__TRECHO FORNECIDO__
________

Operadoras não conseguirão atender demanda por internet em 2020, afirma estudo

Por Redação | 13 de Abril de 2016 às 18h30

Um estudo conduzido pela Bell Labs Consulting afirmou que as operadoras de telecomunicações não serão capazes de atender a demanda mundial por internet em 2020. Em quatro anos, 19% da demanda global não poderá ser atendida e a saída para evitar este problema seria o aumento dos investimentos na rede 5G e também na computação na nuvem.

A pesquisa identificou cinco grandes áreas de aplicações: streaming, computação, armazenamento, jogos e comunicação. Destes, o streaming de áudio e de vídeo são apontados como os grandes comilões da rede e, juntos, devem representar 79% de todo o tráfego mundial da internet em 2020. Entre 66% e 74% de todo este volume de tráfego será de origem caseira.

Daqui a quatro anos, 67% do tráfego mundial será realizado por meio do WiFi, com outros 14% sendo contemplados por alguma rede móvel (3G, 4G ou a vindoura e necessária 5G). Além disso, o estudo concluiu ainda que o consumo de conteúdo digital e serviços mobile vai crescer em média de 30 a 40 vezes entre 2014 e 2020.

Em paralelo à criação da rede 5G, a solução para o problema passa também pelo investimento na nuvem por meio de conceitos como o de virtualização das funções de rede (NFV, na sigla em inglês) e o de redes definidas por software (SDN). Por fim, a adoção de novos modelos de negócios capazes de superar este desnível entre demanda e oferta também deve ser levado em conta pelas operadoras.

________

__DADOS FORNECIDOS__
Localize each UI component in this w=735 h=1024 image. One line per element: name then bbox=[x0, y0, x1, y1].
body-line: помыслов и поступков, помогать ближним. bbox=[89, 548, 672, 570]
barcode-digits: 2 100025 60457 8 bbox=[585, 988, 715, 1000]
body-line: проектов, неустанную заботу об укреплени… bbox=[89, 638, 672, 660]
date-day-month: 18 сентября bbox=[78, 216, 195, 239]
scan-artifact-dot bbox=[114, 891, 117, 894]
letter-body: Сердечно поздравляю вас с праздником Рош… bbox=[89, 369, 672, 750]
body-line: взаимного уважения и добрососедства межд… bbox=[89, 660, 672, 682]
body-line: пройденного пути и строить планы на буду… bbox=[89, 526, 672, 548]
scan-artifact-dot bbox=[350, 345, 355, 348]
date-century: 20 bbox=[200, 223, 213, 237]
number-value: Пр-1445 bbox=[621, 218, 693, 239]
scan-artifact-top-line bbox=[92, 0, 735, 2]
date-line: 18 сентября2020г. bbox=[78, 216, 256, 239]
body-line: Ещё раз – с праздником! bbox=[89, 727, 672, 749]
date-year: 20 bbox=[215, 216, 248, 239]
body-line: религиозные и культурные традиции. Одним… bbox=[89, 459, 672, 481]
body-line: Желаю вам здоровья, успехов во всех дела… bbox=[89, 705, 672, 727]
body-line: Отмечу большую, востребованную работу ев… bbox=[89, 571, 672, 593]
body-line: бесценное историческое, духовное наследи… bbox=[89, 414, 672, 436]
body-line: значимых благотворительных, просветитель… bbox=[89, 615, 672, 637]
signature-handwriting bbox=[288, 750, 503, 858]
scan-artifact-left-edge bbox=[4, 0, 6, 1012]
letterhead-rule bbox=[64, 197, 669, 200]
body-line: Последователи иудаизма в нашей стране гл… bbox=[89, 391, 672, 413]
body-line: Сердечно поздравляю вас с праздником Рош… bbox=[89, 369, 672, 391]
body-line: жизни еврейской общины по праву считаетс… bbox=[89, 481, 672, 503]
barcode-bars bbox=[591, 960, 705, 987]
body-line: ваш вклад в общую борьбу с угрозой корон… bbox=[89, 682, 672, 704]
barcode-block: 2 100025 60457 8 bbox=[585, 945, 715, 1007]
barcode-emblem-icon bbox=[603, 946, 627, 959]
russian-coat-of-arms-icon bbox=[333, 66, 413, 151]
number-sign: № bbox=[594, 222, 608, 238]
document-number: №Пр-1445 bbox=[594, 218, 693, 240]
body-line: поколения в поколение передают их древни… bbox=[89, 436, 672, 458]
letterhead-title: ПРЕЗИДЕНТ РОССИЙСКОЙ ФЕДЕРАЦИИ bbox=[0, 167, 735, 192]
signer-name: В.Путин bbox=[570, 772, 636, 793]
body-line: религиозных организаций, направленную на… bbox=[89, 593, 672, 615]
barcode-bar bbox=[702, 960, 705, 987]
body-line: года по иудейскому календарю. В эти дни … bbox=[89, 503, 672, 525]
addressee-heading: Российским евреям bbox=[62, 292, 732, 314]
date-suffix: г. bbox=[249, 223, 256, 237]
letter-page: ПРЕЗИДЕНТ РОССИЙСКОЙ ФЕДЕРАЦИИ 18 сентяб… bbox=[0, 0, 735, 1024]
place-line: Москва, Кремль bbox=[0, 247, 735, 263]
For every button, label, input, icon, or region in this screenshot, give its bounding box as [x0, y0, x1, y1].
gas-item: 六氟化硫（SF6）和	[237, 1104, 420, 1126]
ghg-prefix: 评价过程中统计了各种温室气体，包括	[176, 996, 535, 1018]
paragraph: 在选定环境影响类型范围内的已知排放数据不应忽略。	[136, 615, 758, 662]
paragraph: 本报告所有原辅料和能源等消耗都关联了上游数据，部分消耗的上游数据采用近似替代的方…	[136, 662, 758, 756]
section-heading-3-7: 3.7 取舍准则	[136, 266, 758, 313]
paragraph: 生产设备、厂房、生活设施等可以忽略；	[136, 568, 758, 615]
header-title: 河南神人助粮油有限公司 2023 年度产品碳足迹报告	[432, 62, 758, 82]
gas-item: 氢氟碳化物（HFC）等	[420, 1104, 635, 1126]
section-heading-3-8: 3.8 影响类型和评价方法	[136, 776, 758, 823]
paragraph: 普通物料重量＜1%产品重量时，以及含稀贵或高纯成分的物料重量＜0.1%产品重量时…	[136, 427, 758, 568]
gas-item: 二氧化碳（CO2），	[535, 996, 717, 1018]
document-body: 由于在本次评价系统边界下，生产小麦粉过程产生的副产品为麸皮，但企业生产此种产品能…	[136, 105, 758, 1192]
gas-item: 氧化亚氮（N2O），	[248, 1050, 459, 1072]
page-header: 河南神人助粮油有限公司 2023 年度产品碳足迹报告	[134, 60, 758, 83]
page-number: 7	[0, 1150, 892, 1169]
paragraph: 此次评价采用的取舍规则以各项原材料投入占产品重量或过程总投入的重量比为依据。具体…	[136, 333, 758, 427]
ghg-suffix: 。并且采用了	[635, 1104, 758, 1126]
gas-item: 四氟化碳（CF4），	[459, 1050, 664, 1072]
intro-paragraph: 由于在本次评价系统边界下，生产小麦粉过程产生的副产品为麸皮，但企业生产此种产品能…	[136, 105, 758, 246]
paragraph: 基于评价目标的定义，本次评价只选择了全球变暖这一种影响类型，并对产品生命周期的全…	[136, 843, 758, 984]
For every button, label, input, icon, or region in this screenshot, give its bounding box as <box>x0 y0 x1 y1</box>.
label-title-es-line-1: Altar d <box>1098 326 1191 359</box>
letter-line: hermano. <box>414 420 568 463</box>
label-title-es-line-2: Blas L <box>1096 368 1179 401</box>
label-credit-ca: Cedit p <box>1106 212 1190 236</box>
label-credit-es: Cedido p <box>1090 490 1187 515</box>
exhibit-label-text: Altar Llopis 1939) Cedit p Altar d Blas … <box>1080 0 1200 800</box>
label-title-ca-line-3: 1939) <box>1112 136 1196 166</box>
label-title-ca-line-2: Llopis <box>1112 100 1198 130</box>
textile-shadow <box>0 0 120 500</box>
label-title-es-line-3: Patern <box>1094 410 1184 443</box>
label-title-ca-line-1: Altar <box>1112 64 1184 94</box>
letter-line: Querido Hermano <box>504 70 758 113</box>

________

__TAREFA 1__
Liste as grandes áreas de aplicações identificadas pela pesquisa descrita no trecho sobre a demanda por internet em 2020.
__TAREFA 2__
Prossiga com o trecho sobre a demanda por internet em 2020 a partir da última frase apresentada.
Os registros constituem material independente do trecho fornecido.

__RESULTADO DA TAREFA 1__
Streaming, computação, armazenamento, jogos e comunicação.

__RESULTADO DA TAREFA 2__
Internet das Coisas

Um fator que pesa muito no risco da demanda por internet não ser suprida é a Internet das Coisas (IoT). A tendência é que exista cada vez mais dispositivos conectados à rede e trabalhando de maneira integrada, indo além de smartphones, consoles, TVs e computadores, e passando por utensílios básicos do nosso dia a dia. Diante disso, espera-se que o número de dispositivos conectados vá de 1,6 bilhão em 2014 para algo entre 20 e 40 bilhões em 2020. A aposta é que o grande responsável por este aumento seja a ampliação do uso de sensores e câmeras.

Mesmo em curto prazo, a Bell Labs aposta que a Internet das Coisas causará um incremento significativo no consumo de internet. Por exemplo, um típico dispositivo de IoT demanda 2,5 mil conexões para consumir apenas 1 MB de dado, enquanto uma única conexão de vídeo via mobile pode consumir a mesma quantidade. Assim, conexões diárias geradas entre celulares e dispositivos IoT devem crescer de 16 para 135 vezes até 2020, alcançando um patamar três vezes maior do que o número de conexões geradas por pessoas.